• Request
Retype all the records with nothing changed.

===== Excerpted records =====

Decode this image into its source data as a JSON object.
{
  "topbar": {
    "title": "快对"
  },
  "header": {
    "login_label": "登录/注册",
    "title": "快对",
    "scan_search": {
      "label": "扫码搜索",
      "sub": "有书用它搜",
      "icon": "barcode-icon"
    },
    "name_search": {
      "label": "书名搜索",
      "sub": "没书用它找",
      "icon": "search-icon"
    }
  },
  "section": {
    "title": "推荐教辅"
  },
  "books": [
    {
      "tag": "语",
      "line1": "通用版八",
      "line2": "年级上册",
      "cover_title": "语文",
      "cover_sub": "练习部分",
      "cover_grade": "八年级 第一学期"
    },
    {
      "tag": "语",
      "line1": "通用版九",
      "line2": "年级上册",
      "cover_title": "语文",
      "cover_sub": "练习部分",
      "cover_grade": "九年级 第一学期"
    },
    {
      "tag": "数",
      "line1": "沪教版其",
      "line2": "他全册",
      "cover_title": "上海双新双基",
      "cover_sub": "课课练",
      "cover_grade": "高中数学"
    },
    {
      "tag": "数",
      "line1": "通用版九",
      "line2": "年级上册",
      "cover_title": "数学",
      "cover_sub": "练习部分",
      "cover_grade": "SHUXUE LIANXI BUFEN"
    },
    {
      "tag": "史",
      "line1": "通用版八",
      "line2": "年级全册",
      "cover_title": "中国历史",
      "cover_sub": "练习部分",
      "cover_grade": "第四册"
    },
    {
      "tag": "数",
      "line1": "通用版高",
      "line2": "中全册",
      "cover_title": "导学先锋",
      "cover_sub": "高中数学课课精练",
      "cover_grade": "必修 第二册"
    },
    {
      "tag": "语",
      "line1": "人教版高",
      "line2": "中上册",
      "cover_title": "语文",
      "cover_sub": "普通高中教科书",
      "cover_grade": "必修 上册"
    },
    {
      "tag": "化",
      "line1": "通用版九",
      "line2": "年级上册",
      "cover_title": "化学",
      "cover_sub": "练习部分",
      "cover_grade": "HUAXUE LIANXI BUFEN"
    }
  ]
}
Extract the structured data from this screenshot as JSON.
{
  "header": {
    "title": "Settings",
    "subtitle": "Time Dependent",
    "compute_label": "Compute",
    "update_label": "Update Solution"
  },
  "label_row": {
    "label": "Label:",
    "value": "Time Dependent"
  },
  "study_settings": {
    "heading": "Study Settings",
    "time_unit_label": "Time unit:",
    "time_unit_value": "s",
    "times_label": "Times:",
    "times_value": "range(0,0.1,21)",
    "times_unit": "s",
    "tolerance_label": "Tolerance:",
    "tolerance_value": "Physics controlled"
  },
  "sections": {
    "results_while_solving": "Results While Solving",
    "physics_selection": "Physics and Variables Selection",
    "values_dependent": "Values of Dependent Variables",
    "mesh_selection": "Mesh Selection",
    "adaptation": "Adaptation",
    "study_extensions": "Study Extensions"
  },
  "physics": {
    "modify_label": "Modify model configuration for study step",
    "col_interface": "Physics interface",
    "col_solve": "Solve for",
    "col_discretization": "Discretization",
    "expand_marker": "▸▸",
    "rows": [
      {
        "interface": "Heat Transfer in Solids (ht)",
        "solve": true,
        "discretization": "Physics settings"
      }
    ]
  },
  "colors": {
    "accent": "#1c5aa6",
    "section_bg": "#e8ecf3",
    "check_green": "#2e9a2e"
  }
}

=====

• Answer to the problem
Decode this image into its source data as a JSON object.
{
  "topbar": {
    "title": "快对"
  },
  "header": {
    "login_label": "登录/注册",
    "title": "快对",
    "scan_search": {
      "label": "扫码搜索",
      "sub": "有书用它搜",
      "icon": "barcode-icon"
    },
    "name_search": {
      "label": "书名搜索",
      "sub": "没书用它找",
      "icon": "search-icon"
    }
  },
  "section": {
    "title": "推荐教辅"
  },
  "books": [
    {
      "tag": "语",
      "line1": "通用版八",
      "line2": "年级上册",
      "cover_title": "语文",
      "cover_sub": "练习部分",
      "cover_grade": "八年级 第一学期"
    },
    {
      "tag": "语",
      "line1": "通用版九",
      "line2": "年级上册",
      "cover_title": "语文",
      "cover_sub": "练习部分",
      "cover_grade": "九年级 第一学期"
    },
    {
      "tag": "数",
      "line1": "沪教版其",
      "line2": "他全册",
      "cover_title": "上海双新双基",
      "cover_sub": "课课练",
      "cover_grade": "高中数学"
    },
    {
      "tag": "数",
      "line1": "通用版九",
      "line2": "年级上册",
      "cover_title": "数学",
      "cover_sub": "练习部分",
      "cover_grade": "SHUXUE LIANXI BUFEN"
    },
    {
      "tag": "史",
      "line1": "通用版八",
      "line2": "年级全册",
      "cover_title": "中国历史",
      "cover_sub": "练习部分",
      "cover_grade": "第四册"
    },
    {
      "tag": "数",
      "line1": "通用版高",
      "line2": "中全册",
      "cover_title": "导学先锋",
      "cover_sub": "高中数学课课精练",
      "cover_grade": "必修 第二册"
    },
    {
      "tag": "语",
      "line1": "人教版高",
      "line2": "中上册",
      "cover_title": "语文",
      "cover_sub": "普通高中教科书",
      "cover_grade": "必修 上册"
    },
    {
      "tag": "化",
      "line1": "通用版九",
      "line2": "年级上册",
      "cover_title": "化学",
      "cover_sub": "练习部分",
      "cover_grade": "HUAXUE LIANXI BUFEN"
    }
  ]
}
Extract the structured data from this screenshot as JSON.
{
  "header": {
    "title": "Settings",
    "subtitle": "Time Dependent",
    "compute_label": "Compute",
    "update_label": "Update Solution"
  },
  "label_row": {
    "label": "Label:",
    "value": "Time Dependent"
  },
  "study_settings": {
    "heading": "Study Settings",
    "time_unit_label": "Time unit:",
    "time_unit_value": "s",
    "times_label": "Times:",
    "times_value": "range(0,0.1,21)",
    "times_unit": "s",
    "tolerance_label": "Tolerance:",
    "tolerance_value": "Physics controlled"
  },
  "sections": {
    "results_while_solving": "Results While Solving",
    "physics_selection": "Physics and Variables Selection",
    "values_dependent": "Values of Dependent Variables",
    "mesh_selection": "Mesh Selection",
    "adaptation": "Adaptation",
    "study_extensions": "Study Extensions"
  },
  "physics": {
    "modify_label": "Modify model configuration for study step",
    "col_interface": "Physics interface",
    "col_solve": "Solve for",
    "col_discretization": "Discretization",
    "expand_marker": "▸▸",
    "rows": [
      {
        "interface": "Heat Transfer in Solids (ht)",
        "solve": true,
        "discretization": "Physics settings"
      }
    ]
  },
  "colors": {
    "accent": "#1c5aa6",
    "section_bg": "#e8ecf3",
    "check_green": "#2e9a2e"
  }
}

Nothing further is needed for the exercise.